===== Lesetext =====
Das Comeback von Conor McGregor in der Ultimate Fighting Championship endete nach nur 69 Sekunden, als er sich während des Hauptkampfes bei UFC 329 in Las Vegas eine Knieverletzung zuzog. CEO Dana White von der Ultimate Fighting Championship erklärte, er gehe von einem Kreuzbandriss aus. Der Kämpferkollege Max Holloway drückte seine Hoffnung auf eine vollständige Genesung McGregors aus.
McGregor war vor diesem Kampf fünf Jahre lang nicht aktiv. Später beschrieb er die plötzliche Natur der Verletzung in einer Stellungnahme.
=====
Arbeitsauftrag A:
Beantworten Sie zum Lesetext diese Fragen:
(i) Nach wie vielen Sekunden endete McGregors Comeback?
(ii) Von welcher Verletzung geht Dana White aus?
(iii) Wie lange war McGregor vor diesem Kampf nicht aktiv?
Arbeitsauftrag B: Fassen Sie den Lesetext in zwei Sätzen zusammen.
Arbeitsauftrag C: Bearbeiten Sie den Lesetext: Geben Sie die Passage beginnend mit „Das Comeback von“ und endend mit „in einer Stellungnahme.“ wieder und ersetzen Sie darin „Las Vegas“ durch „Nevada“.
Stützen Sie sich ausschließlich auf den Lesetext.
===== Datenauszug =====
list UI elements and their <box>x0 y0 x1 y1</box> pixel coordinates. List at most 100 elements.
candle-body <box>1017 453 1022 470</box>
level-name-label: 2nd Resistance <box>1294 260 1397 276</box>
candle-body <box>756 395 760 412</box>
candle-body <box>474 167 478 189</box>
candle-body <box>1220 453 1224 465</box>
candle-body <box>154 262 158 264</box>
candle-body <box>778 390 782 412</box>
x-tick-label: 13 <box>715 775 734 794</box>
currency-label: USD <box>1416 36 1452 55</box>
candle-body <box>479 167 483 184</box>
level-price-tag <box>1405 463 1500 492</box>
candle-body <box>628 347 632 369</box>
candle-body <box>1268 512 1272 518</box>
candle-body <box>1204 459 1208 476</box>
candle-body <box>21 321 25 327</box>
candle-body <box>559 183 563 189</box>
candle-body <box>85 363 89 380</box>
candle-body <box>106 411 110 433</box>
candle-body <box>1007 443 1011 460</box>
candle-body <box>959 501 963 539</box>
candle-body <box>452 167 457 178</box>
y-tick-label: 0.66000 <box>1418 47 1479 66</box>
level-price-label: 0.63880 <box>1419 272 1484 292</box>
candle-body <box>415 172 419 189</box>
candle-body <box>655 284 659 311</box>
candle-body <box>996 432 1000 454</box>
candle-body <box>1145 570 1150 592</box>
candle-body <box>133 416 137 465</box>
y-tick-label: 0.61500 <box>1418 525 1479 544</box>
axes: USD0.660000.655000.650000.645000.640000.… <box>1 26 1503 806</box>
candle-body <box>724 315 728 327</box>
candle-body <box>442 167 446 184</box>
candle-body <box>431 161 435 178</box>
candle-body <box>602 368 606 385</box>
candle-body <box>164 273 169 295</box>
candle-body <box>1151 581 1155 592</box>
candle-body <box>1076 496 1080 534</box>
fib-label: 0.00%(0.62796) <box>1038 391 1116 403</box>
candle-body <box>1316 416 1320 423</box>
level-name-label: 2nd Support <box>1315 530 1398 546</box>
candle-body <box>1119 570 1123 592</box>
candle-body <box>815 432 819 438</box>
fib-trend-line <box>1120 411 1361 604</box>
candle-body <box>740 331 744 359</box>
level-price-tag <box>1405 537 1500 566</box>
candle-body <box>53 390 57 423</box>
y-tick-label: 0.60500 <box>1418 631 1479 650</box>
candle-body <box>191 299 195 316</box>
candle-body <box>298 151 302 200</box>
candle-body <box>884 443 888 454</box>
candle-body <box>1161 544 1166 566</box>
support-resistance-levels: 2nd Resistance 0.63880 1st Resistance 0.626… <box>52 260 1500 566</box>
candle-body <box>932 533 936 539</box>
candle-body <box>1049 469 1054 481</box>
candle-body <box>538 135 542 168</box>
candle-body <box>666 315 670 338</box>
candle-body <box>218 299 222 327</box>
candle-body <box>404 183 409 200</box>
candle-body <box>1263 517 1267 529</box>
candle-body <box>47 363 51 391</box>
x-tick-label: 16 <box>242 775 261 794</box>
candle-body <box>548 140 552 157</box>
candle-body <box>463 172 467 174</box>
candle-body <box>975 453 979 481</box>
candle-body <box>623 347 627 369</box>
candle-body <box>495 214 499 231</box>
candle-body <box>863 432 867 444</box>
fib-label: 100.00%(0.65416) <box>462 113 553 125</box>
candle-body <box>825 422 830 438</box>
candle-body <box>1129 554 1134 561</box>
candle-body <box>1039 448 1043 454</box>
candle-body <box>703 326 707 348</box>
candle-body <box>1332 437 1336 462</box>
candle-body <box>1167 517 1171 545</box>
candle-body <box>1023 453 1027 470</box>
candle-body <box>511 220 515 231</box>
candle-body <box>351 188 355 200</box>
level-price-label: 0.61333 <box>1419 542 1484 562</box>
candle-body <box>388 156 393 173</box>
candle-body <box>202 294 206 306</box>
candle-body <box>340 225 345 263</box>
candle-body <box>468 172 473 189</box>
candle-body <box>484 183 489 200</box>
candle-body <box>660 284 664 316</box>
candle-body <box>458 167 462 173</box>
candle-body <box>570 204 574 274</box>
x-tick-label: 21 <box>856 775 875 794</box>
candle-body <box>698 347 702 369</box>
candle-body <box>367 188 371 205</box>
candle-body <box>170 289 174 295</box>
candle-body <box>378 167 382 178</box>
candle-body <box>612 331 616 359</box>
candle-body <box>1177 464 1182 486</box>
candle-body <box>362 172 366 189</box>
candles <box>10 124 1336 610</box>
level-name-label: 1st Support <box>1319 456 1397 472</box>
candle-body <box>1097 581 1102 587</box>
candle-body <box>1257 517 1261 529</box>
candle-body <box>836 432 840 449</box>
=====
Lösung A:
(i) Nach 69 Sekunden.
(ii) Von einem Kreuzbandriss.
(iii) Fünf Jahre lang.

Lösung B: Conor McGregors Comeback endete beim Hauptkampf von UFC 329 in Las Vegas nach nur 69 Sekunden mit einer Knieverletzung, hinter der UFC-CEO Dana White einen Kreuzbandriss vermutet. McGregor war zuvor fünf Jahre lang nicht aktiv gewesen, und Max Holloway hofft auf seine vollständige Genesung.

Lösung C:
Das Comeback von Conor McGregor in der Ultimate Fighting Championship endete nach nur 69 Sekunden, als er sich während des Hauptkampfes bei UFC 329 in Nevada eine Knieverletzung zuzog. CEO Dana White von der Ultimate Fighting Championship erklärte, er gehe von einem Kreuzbandriss aus. Der Kämpferkollege Max Holloway drückte seine Hoffnung auf eine vollständige Genesung McGregors aus.
McGregor war vor diesem Kampf fünf Jahre lang nicht aktiv. Später beschrieb er die plötzliche Natur der Verletzung in einer Stellungnahme.